** Begin Records for the task **

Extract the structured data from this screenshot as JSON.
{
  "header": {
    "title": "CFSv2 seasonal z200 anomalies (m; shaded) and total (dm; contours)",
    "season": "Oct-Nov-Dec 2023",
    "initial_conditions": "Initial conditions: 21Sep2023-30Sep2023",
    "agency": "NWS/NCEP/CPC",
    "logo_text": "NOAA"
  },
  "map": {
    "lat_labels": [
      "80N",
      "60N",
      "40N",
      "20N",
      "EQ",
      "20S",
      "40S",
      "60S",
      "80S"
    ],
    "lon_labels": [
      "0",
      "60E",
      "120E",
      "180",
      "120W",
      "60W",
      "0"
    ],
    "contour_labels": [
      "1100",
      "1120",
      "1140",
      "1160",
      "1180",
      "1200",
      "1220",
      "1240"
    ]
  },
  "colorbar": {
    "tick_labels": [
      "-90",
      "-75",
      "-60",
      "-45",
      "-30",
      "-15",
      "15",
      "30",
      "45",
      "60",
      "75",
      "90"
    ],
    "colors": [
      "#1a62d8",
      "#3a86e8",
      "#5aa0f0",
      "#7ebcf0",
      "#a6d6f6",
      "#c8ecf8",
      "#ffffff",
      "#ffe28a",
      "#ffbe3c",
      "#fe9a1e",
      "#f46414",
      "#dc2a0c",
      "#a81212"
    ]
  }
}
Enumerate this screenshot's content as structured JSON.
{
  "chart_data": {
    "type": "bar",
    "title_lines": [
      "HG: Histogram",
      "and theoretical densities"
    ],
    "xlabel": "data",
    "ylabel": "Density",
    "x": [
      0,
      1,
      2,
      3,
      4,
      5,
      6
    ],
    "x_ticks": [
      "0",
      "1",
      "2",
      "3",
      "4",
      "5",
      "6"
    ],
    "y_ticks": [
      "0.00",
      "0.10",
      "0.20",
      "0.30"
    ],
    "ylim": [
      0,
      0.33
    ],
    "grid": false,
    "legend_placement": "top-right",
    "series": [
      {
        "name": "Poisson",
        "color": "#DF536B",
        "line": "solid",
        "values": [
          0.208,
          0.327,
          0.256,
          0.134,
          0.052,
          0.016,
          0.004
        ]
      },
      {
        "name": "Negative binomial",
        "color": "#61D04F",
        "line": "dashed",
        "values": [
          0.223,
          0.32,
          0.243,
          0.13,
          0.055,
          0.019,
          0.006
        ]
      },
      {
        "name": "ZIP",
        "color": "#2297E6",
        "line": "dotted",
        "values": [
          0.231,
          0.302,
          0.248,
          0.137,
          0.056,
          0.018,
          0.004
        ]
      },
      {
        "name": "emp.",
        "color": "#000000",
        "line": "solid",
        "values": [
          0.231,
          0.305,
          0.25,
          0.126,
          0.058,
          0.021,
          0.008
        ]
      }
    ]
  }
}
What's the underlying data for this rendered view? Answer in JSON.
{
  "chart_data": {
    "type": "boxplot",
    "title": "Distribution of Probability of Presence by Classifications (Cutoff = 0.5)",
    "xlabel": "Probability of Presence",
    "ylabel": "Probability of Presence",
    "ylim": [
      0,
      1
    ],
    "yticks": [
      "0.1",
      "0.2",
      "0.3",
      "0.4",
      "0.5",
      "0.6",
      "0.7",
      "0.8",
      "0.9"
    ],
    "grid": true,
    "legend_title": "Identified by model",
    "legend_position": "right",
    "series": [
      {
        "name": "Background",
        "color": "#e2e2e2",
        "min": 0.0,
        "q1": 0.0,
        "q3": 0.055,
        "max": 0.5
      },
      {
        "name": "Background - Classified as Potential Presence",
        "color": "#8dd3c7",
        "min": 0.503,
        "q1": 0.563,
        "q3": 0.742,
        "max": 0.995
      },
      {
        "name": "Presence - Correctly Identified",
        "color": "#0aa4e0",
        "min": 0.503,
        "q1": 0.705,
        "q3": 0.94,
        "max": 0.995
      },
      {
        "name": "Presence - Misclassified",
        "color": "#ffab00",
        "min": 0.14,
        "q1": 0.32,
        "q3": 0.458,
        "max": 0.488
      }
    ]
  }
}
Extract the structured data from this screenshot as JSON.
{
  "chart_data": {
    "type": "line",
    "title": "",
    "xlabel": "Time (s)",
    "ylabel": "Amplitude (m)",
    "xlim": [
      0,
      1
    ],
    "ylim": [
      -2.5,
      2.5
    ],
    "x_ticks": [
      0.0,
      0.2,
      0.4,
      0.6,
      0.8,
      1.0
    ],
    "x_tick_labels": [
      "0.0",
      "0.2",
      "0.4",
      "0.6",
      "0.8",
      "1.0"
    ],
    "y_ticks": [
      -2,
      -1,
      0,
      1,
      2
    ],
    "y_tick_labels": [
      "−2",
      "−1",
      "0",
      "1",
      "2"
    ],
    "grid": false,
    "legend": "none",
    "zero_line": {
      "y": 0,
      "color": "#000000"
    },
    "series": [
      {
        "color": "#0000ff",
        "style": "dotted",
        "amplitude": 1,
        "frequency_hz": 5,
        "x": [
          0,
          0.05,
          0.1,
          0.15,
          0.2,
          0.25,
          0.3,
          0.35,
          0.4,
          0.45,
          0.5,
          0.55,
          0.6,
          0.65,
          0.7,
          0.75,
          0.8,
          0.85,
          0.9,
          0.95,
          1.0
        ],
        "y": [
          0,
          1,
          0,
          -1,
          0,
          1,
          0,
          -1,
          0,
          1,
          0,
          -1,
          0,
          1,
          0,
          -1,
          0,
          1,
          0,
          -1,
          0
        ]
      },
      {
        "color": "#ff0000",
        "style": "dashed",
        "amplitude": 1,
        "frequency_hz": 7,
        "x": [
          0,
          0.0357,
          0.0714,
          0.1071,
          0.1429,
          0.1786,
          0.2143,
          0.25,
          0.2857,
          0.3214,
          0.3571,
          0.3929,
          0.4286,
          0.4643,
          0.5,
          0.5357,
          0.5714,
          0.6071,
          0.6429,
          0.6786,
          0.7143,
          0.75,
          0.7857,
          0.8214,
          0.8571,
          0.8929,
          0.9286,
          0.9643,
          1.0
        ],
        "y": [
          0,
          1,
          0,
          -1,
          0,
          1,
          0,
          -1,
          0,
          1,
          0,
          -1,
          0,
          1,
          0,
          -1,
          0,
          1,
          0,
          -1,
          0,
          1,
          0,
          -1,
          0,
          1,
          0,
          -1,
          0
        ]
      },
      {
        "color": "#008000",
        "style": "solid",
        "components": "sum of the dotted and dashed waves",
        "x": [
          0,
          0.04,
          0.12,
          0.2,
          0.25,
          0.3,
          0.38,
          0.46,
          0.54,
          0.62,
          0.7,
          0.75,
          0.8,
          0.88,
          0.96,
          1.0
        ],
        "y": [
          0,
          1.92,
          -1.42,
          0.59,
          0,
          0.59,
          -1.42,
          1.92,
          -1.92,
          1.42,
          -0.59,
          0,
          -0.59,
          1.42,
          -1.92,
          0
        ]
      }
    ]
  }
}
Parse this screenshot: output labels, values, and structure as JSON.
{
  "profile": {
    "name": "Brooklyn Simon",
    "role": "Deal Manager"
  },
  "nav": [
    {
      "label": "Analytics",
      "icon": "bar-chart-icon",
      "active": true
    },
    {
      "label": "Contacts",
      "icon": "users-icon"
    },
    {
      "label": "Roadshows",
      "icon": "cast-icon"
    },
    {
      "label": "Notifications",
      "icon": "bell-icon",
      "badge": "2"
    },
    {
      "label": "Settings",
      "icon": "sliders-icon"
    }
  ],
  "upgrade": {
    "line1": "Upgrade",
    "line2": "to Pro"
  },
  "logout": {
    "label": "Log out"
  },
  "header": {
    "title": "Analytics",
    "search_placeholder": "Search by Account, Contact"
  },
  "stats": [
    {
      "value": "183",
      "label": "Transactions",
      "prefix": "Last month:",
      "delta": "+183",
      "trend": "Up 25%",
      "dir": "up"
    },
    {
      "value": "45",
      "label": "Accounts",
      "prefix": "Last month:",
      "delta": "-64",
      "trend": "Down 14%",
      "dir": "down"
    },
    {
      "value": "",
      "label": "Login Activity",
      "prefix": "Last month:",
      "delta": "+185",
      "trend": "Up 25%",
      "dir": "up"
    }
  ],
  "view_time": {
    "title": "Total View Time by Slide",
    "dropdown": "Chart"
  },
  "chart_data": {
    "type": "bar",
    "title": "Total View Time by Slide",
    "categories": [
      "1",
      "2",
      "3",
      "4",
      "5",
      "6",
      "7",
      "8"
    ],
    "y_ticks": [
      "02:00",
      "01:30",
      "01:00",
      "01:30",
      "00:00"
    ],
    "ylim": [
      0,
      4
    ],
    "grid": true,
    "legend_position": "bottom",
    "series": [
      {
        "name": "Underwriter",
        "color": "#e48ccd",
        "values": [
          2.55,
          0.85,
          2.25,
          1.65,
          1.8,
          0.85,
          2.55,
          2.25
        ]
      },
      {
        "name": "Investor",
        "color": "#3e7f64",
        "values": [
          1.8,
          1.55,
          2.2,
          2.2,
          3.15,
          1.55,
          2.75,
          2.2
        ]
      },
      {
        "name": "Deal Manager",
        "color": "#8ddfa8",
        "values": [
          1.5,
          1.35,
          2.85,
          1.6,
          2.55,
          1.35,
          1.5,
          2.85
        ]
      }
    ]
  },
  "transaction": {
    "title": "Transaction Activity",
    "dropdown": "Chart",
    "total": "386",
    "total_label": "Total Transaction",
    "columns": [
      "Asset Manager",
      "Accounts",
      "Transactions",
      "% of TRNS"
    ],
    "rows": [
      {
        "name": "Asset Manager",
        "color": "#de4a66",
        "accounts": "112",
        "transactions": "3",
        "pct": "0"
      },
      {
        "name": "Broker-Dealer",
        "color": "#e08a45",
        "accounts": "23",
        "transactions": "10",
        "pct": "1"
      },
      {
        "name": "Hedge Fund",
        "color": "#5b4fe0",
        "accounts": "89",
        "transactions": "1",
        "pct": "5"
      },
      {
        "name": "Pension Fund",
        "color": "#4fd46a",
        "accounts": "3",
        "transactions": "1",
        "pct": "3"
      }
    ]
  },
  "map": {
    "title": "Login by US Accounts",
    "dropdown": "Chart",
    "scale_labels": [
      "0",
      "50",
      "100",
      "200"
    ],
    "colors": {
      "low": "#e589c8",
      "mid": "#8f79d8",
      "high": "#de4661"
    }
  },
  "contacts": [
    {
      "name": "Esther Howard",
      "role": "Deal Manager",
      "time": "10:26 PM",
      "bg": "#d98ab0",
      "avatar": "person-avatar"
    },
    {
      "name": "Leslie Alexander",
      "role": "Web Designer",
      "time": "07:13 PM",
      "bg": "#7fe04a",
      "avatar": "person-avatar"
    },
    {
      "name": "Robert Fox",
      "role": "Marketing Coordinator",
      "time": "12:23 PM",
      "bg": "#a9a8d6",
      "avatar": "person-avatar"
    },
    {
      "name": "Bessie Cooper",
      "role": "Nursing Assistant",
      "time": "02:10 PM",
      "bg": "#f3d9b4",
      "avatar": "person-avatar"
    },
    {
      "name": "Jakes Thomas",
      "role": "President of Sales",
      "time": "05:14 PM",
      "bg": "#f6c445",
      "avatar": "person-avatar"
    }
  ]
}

** End Records for the task **

What needs to be done: Calculate how many lines of the material include the string "ylabel", and state that number by itself.

Answer to the problem: 3